## Exercise goal
Set out every line bearing the string "color".
____
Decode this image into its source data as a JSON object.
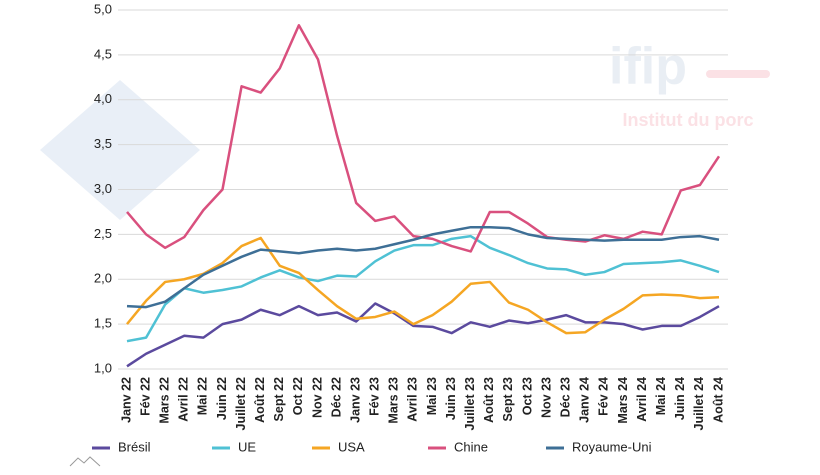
{
  "chart_data": {
    "type": "line",
    "watermark": {
      "title": "ifip",
      "subtitle": "Institut du porc"
    },
    "categories": [
      "Janv 22",
      "Fév 22",
      "Mars 22",
      "Avril 22",
      "Mai 22",
      "Juin 22",
      "Juillet 22",
      "Août 22",
      "Sept 22",
      "Oct 22",
      "Nov 22",
      "Déc 22",
      "Janv 23",
      "Fév 23",
      "Mars 23",
      "Avril 23",
      "Mai 23",
      "Juin 23",
      "Juillet 23",
      "Août 23",
      "Sept 23",
      "Oct 23",
      "Nov 23",
      "Déc 23",
      "Janv 24",
      "Fév 24",
      "Mars 24",
      "Avril 24",
      "Mai 24",
      "Juin 24",
      "Juillet 24",
      "Août 24"
    ],
    "series": [
      {
        "name": "Brésil",
        "color": "#5b4a9e",
        "values": [
          1.03,
          1.17,
          1.27,
          1.37,
          1.35,
          1.5,
          1.55,
          1.66,
          1.6,
          1.7,
          1.6,
          1.63,
          1.53,
          1.73,
          1.62,
          1.48,
          1.47,
          1.4,
          1.52,
          1.47,
          1.54,
          1.51,
          1.55,
          1.6,
          1.52,
          1.52,
          1.5,
          1.44,
          1.48,
          1.48,
          1.58,
          1.7
        ]
      },
      {
        "name": "UE",
        "color": "#4fc1d4",
        "values": [
          1.31,
          1.35,
          1.72,
          1.9,
          1.85,
          1.88,
          1.92,
          2.02,
          2.1,
          2.02,
          1.98,
          2.04,
          2.03,
          2.2,
          2.32,
          2.38,
          2.38,
          2.45,
          2.48,
          2.35,
          2.27,
          2.18,
          2.12,
          2.11,
          2.05,
          2.08,
          2.17,
          2.18,
          2.19,
          2.21,
          2.15,
          2.08
        ]
      },
      {
        "name": "USA",
        "color": "#f5a623",
        "values": [
          1.5,
          1.76,
          1.97,
          2.0,
          2.06,
          2.18,
          2.37,
          2.46,
          2.15,
          2.07,
          1.88,
          1.7,
          1.56,
          1.58,
          1.64,
          1.5,
          1.6,
          1.75,
          1.95,
          1.97,
          1.74,
          1.66,
          1.52,
          1.4,
          1.41,
          1.55,
          1.67,
          1.82,
          1.83,
          1.82,
          1.79,
          1.8
        ]
      },
      {
        "name": "Chine",
        "color": "#d9507e",
        "values": [
          2.75,
          2.5,
          2.35,
          2.47,
          2.77,
          3.0,
          4.15,
          4.08,
          4.35,
          4.83,
          4.45,
          3.6,
          2.85,
          2.65,
          2.7,
          2.48,
          2.45,
          2.37,
          2.31,
          2.75,
          2.75,
          2.62,
          2.47,
          2.44,
          2.42,
          2.49,
          2.45,
          2.53,
          2.5,
          2.99,
          3.05,
          3.37
        ]
      },
      {
        "name": "Royaume-Uni",
        "color": "#3e6f96",
        "values": [
          1.7,
          1.69,
          1.75,
          1.9,
          2.05,
          2.15,
          2.25,
          2.33,
          2.31,
          2.29,
          2.32,
          2.34,
          2.32,
          2.34,
          2.39,
          2.44,
          2.5,
          2.54,
          2.58,
          2.58,
          2.57,
          2.5,
          2.46,
          2.45,
          2.44,
          2.43,
          2.44,
          2.44,
          2.44,
          2.47,
          2.48,
          2.44
        ]
      }
    ],
    "ylim": [
      1,
      5
    ],
    "yticks": [
      {
        "value": 1,
        "label": "1,0"
      },
      {
        "value": 1.5,
        "label": "1,5"
      },
      {
        "value": 2,
        "label": "2,0"
      },
      {
        "value": 2.5,
        "label": "2,5"
      },
      {
        "value": 3,
        "label": "3,0"
      },
      {
        "value": 3.5,
        "label": "3,5"
      },
      {
        "value": 4,
        "label": "4,0"
      },
      {
        "value": 4.5,
        "label": "4,5"
      },
      {
        "value": 5,
        "label": "5,0"
      }
    ],
    "grid": true,
    "legend": "bottom"
  }
}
____
## Output below
        "color": "#5b4a9e",
        "color": "#4fc1d4",
        "color": "#f5a623",
        "color": "#d9507e",
        "color": "#3e6f96",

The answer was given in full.